(Data records)

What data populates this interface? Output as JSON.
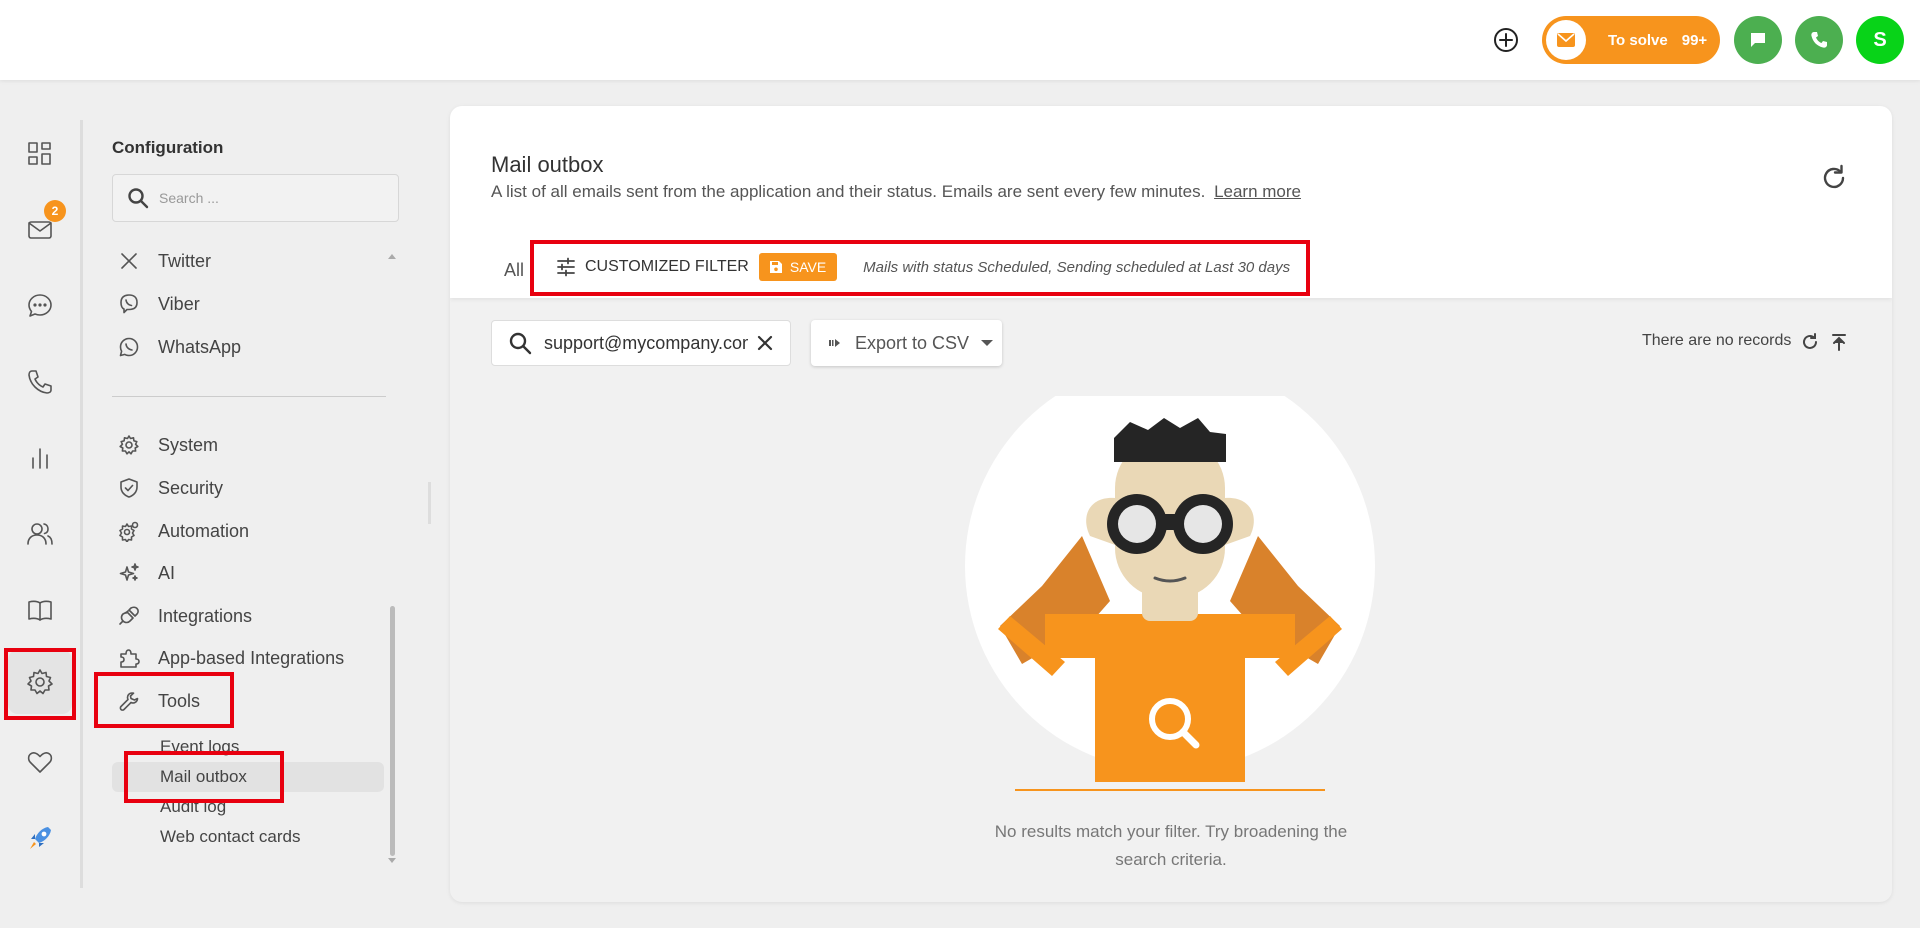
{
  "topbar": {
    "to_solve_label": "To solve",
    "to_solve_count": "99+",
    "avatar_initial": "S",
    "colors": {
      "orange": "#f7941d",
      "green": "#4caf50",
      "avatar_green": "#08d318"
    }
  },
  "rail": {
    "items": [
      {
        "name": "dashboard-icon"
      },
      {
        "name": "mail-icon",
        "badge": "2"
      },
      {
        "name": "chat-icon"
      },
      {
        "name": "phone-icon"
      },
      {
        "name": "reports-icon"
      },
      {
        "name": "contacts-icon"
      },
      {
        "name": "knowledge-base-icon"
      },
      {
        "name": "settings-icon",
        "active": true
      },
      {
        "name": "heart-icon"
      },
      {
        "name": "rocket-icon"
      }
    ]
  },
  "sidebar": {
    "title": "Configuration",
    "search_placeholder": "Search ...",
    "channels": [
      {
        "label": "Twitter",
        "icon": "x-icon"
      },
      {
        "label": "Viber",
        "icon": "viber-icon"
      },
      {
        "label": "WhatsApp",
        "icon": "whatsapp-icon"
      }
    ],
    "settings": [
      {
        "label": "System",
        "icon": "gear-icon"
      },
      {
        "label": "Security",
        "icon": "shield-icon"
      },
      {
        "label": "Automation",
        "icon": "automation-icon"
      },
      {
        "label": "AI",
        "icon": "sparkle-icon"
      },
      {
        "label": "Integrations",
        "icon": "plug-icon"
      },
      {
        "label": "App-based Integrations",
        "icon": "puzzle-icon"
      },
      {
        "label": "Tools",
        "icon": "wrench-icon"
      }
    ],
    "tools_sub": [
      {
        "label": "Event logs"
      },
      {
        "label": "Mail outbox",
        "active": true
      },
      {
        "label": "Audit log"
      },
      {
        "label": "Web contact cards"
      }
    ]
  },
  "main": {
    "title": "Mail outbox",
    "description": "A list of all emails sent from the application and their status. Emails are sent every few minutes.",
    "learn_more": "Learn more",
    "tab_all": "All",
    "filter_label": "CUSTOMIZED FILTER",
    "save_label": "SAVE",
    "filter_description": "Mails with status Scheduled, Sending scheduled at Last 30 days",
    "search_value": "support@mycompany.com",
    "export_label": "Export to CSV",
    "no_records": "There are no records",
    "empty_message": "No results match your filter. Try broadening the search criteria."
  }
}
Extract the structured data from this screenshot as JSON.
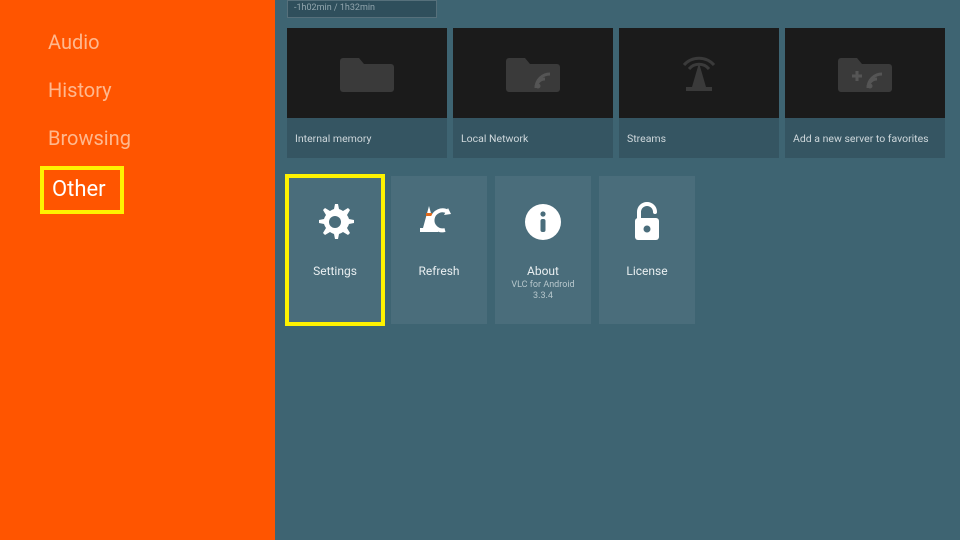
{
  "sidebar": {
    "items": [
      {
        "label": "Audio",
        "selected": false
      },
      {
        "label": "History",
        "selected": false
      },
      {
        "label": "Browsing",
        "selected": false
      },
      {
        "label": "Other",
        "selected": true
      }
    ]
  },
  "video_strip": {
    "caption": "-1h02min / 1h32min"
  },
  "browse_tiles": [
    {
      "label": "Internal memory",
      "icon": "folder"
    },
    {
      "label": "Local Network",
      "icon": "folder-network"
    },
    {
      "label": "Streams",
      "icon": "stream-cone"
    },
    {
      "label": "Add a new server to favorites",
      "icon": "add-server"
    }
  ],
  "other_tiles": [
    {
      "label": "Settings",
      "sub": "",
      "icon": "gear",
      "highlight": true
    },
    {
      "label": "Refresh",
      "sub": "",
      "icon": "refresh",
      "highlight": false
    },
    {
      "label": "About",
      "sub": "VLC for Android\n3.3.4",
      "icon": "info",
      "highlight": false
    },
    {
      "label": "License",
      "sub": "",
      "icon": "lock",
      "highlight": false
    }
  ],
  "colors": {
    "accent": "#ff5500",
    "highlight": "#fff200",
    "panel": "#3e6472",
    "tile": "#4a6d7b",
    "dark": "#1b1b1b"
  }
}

PROBLEM REQUIREMENTS: Exclude the pictures. Write out the remaining data exactly.

REPLY:
What data populates this interface? Output as JSON.
{
  "topbar": {
    "to_solve_label": "To solve",
    "to_solve_count": "99+",
    "avatar_initial": "S",
    "colors": {
      "orange": "#f7941d",
      "green": "#4caf50",
      "avatar_green": "#08d318"
    }
  },
  "rail": {
    "items": [
      {
        "name": "dashboard-icon"
      },
      {
        "name": "mail-icon",
        "badge": "2"
      },
      {
        "name": "chat-icon"
      },
      {
        "name": "phone-icon"
      },
      {
        "name": "reports-icon"
      },
      {
        "name": "contacts-icon"
      },
      {
        "name": "knowledge-base-icon"
      },
      {
        "name": "settings-icon",
        "active": true
      },
      {
        "name": "heart-icon"
      },
      {
        "name": "rocket-icon"
      }
    ]
  },
  "sidebar": {
    "title": "Configuration",
    "search_placeholder": "Search ...",
    "channels": [
      {
        "label": "Twitter",
        "icon": "x-icon"
      },
      {
        "label": "Viber",
        "icon": "viber-icon"
      },
      {
        "label": "WhatsApp",
        "icon": "whatsapp-icon"
      }
    ],
    "settings": [
      {
        "label": "System",
        "icon": "gear-icon"
      },
      {
        "label": "Security",
        "icon": "shield-icon"
      },
      {
        "label": "Automation",
        "icon": "automation-icon"
      },
      {
        "label": "AI",
        "icon": "sparkle-icon"
      },
      {
        "label": "Integrations",
        "icon": "plug-icon"
      },
      {
        "label": "App-based Integrations",
        "icon": "puzzle-icon"
      },
      {
        "label": "Tools",
        "icon": "wrench-icon"
      }
    ],
    "tools_sub": [
      {
        "label": "Event logs"
      },
      {
        "label": "Mail outbox",
        "active": true
      },
      {
        "label": "Audit log"
      },
      {
        "label": "Web contact cards"
      }
    ]
  },
  "main": {
    "title": "Mail outbox",
    "description": "A list of all emails sent from the application and their status. Emails are sent every few minutes.",
    "learn_more": "Learn more",
    "tab_all": "All",
    "filter_label": "CUSTOMIZED FILTER",
    "save_label": "SAVE",
    "filter_description": "Mails with status Scheduled, Sending scheduled at Last 30 days",
    "search_value": "support@mycompany.com",
    "export_label": "Export to CSV",
    "no_records": "There are no records",
    "empty_message": "No results match your filter. Try broadening the search criteria."
  }
}
Extract the structured data from this screenshot as JSON.
{
  "sidebar": {
    "items": [
      {
        "label": "Audio",
        "selected": false
      },
      {
        "label": "History",
        "selected": false
      },
      {
        "label": "Browsing",
        "selected": false
      },
      {
        "label": "Other",
        "selected": true
      }
    ]
  },
  "video_strip": {
    "caption": "-1h02min / 1h32min"
  },
  "browse_tiles": [
    {
      "label": "Internal memory",
      "icon": "folder"
    },
    {
      "label": "Local Network",
      "icon": "folder-network"
    },
    {
      "label": "Streams",
      "icon": "stream-cone"
    },
    {
      "label": "Add a new server to favorites",
      "icon": "add-server"
    }
  ],
  "other_tiles": [
    {
      "label": "Settings",
      "sub": "",
      "icon": "gear",
      "highlight": true
    },
    {
      "label": "Refresh",
      "sub": "",
      "icon": "refresh",
      "highlight": false
    },
    {
      "label": "About",
      "sub": "VLC for Android\n3.3.4",
      "icon": "info",
      "highlight": false
    },
    {
      "label": "License",
      "sub": "",
      "icon": "lock",
      "highlight": false
    }
  ],
  "colors": {
    "accent": "#ff5500",
    "highlight": "#fff200",
    "panel": "#3e6472",
    "tile": "#4a6d7b",
    "dark": "#1b1b1b"
  }
}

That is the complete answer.